EXTRACTED INFORMATION:
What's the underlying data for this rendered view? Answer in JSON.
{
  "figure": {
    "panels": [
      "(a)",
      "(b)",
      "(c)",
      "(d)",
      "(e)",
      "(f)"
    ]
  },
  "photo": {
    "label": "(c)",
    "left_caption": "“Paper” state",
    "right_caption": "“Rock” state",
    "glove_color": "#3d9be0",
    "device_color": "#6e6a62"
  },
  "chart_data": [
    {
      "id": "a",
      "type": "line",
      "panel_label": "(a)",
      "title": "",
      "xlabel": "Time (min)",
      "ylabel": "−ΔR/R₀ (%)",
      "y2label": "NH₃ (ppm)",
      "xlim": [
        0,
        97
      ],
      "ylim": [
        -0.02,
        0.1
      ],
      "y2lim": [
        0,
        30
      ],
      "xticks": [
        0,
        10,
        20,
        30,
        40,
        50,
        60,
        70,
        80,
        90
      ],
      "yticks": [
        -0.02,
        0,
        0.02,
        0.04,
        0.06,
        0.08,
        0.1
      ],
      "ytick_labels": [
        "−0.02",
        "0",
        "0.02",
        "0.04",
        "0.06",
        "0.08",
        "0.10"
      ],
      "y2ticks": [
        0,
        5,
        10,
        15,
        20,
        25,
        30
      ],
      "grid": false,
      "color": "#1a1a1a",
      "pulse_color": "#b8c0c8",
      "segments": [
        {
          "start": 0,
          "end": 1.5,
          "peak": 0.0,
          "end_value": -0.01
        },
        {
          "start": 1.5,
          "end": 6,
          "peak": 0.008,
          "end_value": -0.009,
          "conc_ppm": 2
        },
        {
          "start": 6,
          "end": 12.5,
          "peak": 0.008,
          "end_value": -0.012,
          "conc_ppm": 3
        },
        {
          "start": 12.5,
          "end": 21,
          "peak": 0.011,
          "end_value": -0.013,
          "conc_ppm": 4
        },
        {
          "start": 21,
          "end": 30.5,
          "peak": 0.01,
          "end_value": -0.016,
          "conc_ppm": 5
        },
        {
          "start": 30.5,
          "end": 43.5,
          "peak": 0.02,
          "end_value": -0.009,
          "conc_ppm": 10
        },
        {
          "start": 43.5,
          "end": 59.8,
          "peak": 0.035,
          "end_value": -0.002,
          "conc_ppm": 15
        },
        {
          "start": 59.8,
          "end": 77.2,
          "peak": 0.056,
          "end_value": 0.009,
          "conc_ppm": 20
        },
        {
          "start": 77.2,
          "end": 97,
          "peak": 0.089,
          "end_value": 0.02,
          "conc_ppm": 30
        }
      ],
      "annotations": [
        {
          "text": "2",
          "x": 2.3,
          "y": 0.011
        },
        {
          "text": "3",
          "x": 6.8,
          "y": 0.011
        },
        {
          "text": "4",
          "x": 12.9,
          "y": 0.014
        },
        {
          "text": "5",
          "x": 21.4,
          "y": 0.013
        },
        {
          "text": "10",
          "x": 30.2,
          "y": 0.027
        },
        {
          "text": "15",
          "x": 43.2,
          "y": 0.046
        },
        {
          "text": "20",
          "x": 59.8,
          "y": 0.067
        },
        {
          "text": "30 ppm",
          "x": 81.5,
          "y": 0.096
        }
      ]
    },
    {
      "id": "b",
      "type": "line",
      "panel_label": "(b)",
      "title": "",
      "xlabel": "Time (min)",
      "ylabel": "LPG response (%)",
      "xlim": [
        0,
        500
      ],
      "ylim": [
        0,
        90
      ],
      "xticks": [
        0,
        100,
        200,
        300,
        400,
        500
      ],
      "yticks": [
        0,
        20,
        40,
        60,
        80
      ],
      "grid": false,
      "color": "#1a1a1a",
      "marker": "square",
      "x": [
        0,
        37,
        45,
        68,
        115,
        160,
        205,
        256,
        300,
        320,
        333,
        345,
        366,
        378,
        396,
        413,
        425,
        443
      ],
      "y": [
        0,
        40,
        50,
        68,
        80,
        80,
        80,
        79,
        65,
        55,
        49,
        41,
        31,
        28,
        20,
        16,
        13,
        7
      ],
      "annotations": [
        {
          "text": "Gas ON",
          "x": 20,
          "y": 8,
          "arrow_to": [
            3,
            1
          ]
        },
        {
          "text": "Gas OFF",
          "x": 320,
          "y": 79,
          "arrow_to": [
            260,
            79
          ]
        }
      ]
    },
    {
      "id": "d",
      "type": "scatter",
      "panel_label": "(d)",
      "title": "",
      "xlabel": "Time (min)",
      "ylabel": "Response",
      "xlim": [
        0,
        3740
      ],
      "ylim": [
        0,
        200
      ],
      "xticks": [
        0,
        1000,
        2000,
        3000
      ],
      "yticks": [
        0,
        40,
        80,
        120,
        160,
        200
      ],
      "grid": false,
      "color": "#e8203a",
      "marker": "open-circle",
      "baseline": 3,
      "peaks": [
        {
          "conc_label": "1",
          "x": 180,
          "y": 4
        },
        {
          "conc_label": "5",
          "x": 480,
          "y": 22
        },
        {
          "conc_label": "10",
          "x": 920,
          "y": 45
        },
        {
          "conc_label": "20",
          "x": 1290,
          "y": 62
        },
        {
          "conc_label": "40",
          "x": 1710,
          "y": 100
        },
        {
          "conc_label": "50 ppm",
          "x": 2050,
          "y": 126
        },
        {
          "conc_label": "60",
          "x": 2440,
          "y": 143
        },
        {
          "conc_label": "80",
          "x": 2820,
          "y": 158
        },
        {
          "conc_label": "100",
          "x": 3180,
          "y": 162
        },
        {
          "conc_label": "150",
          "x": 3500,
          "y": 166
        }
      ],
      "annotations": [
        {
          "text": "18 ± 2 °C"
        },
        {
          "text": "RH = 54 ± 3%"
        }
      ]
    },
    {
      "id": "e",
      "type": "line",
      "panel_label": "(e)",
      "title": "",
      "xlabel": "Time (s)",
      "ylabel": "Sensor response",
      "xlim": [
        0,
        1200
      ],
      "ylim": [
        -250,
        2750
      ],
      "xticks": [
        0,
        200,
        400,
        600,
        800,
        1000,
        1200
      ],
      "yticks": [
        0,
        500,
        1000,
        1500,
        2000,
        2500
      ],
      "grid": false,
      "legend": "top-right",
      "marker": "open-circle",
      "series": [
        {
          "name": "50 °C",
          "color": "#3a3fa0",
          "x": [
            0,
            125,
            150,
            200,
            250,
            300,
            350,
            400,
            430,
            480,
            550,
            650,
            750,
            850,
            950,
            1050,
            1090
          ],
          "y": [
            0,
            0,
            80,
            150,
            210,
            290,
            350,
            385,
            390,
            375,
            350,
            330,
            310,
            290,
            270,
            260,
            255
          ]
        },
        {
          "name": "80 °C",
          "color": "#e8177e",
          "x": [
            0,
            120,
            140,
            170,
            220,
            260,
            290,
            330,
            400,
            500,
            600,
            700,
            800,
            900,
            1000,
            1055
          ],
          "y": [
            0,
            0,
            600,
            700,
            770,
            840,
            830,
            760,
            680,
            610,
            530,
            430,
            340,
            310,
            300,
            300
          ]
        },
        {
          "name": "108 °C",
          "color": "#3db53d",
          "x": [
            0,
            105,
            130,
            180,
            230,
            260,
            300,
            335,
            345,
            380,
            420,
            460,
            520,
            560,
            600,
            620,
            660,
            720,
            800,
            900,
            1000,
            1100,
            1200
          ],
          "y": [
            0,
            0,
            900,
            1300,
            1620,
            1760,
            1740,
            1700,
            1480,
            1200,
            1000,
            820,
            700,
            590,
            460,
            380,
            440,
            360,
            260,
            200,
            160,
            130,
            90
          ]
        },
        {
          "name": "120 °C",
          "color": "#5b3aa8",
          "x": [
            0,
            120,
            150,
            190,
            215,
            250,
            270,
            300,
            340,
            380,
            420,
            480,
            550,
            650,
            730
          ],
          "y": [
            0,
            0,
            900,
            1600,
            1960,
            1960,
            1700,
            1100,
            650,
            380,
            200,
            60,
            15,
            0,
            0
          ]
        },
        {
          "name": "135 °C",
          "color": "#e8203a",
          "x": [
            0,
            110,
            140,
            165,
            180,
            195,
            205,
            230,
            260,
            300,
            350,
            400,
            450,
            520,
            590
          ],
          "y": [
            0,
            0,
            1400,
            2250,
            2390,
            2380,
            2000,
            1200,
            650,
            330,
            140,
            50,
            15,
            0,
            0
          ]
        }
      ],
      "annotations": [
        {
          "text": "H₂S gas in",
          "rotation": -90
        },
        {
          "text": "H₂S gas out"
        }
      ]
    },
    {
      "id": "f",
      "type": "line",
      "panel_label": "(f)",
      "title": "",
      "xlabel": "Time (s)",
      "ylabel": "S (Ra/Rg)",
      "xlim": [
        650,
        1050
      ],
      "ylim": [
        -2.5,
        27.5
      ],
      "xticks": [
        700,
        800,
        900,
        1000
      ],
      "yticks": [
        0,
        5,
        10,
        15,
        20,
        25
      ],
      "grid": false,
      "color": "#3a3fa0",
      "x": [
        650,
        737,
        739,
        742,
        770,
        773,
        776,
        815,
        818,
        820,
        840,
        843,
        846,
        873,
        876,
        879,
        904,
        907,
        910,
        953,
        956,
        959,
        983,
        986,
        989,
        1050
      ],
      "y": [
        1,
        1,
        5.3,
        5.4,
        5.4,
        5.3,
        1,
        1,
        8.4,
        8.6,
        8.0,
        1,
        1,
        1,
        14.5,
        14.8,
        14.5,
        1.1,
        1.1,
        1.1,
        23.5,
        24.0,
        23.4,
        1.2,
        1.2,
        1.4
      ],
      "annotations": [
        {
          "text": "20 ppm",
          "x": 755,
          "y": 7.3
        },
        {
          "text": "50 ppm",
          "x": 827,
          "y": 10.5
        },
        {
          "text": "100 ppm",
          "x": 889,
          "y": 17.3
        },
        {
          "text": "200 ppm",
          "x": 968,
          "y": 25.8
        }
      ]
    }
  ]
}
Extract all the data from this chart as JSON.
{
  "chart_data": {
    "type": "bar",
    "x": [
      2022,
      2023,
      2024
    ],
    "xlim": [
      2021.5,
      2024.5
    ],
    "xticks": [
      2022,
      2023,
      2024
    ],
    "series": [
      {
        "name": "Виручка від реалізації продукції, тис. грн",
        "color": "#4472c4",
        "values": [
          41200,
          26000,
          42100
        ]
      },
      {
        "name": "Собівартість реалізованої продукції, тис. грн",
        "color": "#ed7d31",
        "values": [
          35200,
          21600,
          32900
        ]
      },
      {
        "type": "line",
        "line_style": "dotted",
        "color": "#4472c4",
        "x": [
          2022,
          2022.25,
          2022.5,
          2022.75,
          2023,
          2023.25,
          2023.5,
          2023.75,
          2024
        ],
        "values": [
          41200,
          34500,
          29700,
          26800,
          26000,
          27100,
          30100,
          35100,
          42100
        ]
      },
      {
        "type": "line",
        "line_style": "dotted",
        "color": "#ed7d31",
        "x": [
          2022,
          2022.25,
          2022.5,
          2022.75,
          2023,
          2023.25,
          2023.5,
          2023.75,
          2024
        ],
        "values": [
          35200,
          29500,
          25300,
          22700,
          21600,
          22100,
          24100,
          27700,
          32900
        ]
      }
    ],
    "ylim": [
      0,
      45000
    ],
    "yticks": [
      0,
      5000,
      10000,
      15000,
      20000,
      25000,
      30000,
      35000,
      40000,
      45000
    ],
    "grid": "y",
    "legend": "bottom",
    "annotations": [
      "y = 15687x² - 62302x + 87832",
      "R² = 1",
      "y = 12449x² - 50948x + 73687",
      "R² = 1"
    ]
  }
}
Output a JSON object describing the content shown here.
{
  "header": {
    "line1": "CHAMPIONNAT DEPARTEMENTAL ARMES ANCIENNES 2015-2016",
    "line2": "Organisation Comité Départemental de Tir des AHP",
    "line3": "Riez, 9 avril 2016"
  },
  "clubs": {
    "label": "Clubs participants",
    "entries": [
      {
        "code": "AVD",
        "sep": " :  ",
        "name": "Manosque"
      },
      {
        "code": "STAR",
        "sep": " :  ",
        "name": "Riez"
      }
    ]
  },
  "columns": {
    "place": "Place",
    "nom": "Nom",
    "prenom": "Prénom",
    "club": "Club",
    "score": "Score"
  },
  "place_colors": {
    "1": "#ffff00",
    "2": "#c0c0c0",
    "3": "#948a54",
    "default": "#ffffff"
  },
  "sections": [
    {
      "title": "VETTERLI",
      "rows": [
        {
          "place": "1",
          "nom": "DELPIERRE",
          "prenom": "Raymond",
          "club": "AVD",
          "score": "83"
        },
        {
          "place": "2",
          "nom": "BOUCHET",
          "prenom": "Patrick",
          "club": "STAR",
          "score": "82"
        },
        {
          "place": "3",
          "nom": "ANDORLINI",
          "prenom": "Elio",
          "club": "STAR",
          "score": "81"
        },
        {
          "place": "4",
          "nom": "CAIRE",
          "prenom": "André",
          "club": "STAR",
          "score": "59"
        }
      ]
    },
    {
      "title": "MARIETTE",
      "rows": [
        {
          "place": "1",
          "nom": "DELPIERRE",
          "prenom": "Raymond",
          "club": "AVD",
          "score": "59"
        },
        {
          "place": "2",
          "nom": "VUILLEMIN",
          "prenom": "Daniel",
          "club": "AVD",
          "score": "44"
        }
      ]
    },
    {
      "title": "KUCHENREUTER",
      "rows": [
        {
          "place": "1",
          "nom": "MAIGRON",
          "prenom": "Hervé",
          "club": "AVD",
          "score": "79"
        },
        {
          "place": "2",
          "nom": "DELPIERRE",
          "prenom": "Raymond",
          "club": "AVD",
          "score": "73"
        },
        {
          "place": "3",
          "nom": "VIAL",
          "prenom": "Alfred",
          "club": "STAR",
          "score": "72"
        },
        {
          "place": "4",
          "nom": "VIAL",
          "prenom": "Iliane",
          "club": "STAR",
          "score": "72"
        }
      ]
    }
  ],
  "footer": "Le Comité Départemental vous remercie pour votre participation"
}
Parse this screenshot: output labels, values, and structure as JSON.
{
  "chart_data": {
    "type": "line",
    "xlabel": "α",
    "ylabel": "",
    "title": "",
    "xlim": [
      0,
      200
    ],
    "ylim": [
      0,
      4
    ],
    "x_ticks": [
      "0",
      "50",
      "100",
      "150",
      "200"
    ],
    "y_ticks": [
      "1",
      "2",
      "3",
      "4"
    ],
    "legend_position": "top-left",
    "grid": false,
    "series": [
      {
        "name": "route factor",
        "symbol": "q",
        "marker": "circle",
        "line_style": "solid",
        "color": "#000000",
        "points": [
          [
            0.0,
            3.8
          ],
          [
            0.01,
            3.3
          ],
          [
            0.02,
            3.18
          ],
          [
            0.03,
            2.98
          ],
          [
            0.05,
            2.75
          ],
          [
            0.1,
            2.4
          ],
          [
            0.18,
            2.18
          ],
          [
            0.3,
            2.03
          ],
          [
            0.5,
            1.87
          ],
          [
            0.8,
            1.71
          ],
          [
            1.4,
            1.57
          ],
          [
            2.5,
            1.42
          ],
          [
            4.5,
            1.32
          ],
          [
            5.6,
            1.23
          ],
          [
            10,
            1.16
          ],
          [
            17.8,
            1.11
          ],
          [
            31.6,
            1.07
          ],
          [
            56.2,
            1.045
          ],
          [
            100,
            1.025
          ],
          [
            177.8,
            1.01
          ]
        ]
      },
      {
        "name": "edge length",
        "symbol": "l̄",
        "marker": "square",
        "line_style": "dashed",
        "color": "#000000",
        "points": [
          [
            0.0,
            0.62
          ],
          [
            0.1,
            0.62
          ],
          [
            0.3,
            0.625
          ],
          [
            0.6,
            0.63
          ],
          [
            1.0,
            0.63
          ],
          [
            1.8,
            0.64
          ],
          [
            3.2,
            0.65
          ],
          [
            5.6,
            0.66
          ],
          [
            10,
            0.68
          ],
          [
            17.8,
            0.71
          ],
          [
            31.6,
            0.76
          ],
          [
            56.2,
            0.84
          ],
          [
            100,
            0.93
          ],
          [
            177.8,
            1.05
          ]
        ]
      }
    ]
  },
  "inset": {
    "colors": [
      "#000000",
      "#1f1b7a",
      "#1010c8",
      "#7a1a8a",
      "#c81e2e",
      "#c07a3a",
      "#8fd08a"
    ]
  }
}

THE TASK:
In the entries above, find each line with the word "продукції" and copy it.

SOLUTION TO THIS EXERCISE:
        "name": "Виручка від реалізації продукції, тис. грн",
        "name": "Собівартість реалізованої продукції, тис. грн",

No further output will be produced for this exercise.